### LIST OF TASKS
1. In the forum thread below, when is the ESV edition expected to come out?
2. List the usernames of everyone who posts in the forum thread below.

### TEXT TO READ
◇ ◇ ◇
# Feast yer eyes on this: The KJV Clarion Review



## matthew11v25 (Aug 18, 2011)

Here are the photos and Review by Mr. Bertrand:
Bible Design and Binding: Cambridge Clarion KJV in Black Goatskin

The ESV Edition is slated to come out around November.

---------- Post added at 11:36 AM ---------- Previous post was at 11:32 AM ----------

With an 8.75 text...65 characters per line...5.5" x 7.5" x 1.75"...I am very excited!


----------



## Scott1 (Aug 18, 2011)

Looks like good quality all around.


----------



## Pilgrim (Aug 18, 2011)

I was planning on holding out for an Allan Brevier Clarendon, but I will now think hard about going with this instead. The TBS Westminster Edition is in the running as well. 

A big plus with the Cambridge Clarion is that it appears go be "black letter" whereas all recent Cambridge editions seem to have been red letter, which is a non-starter for me.


----------



## FenderPriest (Aug 18, 2011)

And I promised my wife that the Calf-skin ESV I bought last year was the last one I'd need to buy for a while.... Thanks for making me break my promise!


----------



## DMcFadden (Aug 18, 2011)

The single column format looks amazing! It looks as if they plan on rolling out this style for other translations.


----------



## reformedminister (Aug 18, 2011)

I absolutely cannot stand the single column. I prefer the old fashioned typesetting and double columns with references in the middle. To each to his or her own.


----------



## dudley (Aug 18, 2011)

Thank you Matthew,it looks wonderful. I love the King James Bible.
◇ ◇ ◇
### DATASET ROWS
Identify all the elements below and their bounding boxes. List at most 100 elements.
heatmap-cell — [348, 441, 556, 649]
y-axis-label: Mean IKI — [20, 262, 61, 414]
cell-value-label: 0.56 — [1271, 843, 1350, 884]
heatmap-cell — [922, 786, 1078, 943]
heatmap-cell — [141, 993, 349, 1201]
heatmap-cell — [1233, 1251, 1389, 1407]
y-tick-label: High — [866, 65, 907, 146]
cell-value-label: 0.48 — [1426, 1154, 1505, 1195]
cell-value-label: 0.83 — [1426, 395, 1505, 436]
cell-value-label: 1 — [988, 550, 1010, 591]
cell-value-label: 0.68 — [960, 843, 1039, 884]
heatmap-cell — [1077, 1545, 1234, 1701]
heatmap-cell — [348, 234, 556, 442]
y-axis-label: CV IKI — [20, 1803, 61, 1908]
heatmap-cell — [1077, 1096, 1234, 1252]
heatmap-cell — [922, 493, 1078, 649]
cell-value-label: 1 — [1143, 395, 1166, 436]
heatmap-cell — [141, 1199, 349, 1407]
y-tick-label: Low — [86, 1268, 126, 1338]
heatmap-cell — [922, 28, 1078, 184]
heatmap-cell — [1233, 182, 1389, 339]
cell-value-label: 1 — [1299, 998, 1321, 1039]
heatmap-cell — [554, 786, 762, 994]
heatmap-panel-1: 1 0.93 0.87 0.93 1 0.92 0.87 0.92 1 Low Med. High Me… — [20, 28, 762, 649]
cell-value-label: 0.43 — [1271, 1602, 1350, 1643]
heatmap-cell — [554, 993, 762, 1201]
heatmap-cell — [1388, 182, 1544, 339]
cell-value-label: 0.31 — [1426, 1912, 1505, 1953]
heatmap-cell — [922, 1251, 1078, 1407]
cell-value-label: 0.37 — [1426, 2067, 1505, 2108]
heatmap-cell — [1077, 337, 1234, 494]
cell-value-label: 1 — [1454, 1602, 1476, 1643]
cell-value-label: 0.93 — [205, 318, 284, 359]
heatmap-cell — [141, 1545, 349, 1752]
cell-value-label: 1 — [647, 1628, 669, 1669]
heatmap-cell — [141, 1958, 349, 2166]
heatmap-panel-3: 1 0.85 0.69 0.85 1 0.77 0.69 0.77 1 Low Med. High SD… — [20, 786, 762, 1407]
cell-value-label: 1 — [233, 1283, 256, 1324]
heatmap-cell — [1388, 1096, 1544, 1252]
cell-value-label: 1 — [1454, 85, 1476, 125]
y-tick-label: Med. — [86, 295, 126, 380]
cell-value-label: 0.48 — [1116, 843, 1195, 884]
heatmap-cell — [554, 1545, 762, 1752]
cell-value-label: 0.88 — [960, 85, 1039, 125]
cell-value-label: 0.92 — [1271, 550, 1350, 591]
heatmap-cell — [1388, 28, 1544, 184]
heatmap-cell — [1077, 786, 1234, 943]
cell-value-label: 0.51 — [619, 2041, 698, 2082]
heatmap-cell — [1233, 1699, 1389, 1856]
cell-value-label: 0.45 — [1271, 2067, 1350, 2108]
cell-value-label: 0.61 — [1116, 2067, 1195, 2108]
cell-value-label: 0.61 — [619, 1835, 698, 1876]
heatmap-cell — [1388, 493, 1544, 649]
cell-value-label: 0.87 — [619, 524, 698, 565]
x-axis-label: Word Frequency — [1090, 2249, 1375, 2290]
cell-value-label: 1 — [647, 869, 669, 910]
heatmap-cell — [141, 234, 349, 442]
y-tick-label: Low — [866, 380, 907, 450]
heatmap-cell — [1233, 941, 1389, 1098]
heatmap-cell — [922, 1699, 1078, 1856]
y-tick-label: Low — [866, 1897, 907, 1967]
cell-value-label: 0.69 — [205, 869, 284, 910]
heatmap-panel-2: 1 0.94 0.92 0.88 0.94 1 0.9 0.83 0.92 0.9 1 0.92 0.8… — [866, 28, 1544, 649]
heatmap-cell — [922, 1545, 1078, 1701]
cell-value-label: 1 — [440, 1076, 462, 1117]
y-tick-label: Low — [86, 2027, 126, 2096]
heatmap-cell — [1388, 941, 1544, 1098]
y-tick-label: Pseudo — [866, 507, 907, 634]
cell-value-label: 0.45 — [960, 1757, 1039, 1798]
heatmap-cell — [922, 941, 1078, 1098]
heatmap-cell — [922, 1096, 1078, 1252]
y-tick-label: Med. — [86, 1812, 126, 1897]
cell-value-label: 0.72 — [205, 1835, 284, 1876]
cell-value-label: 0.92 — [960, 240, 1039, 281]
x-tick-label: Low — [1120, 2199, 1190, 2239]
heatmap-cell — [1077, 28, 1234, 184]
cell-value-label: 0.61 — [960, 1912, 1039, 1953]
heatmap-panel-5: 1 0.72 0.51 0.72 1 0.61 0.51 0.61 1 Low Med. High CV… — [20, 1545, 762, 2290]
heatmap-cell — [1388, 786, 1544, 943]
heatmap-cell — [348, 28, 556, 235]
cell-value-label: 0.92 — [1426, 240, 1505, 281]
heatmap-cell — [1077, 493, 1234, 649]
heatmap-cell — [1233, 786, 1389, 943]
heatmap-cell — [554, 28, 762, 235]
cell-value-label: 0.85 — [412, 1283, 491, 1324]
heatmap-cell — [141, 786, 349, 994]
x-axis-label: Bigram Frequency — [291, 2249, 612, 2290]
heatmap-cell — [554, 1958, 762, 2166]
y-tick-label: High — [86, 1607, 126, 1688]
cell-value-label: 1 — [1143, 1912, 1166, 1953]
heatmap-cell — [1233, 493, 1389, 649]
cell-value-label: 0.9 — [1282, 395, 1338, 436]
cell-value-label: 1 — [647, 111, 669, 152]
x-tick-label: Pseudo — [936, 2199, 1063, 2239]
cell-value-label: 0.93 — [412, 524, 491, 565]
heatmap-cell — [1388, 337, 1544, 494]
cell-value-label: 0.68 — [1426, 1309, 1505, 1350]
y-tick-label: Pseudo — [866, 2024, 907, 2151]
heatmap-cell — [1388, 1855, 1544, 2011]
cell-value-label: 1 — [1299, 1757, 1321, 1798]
◇ ◇ ◇
### ANSWERS IN ORDER
1. Around November.

2. matthew11v25, Scott1, Pilgrim, FenderPriest, DMcFadden, reformedminister, dudley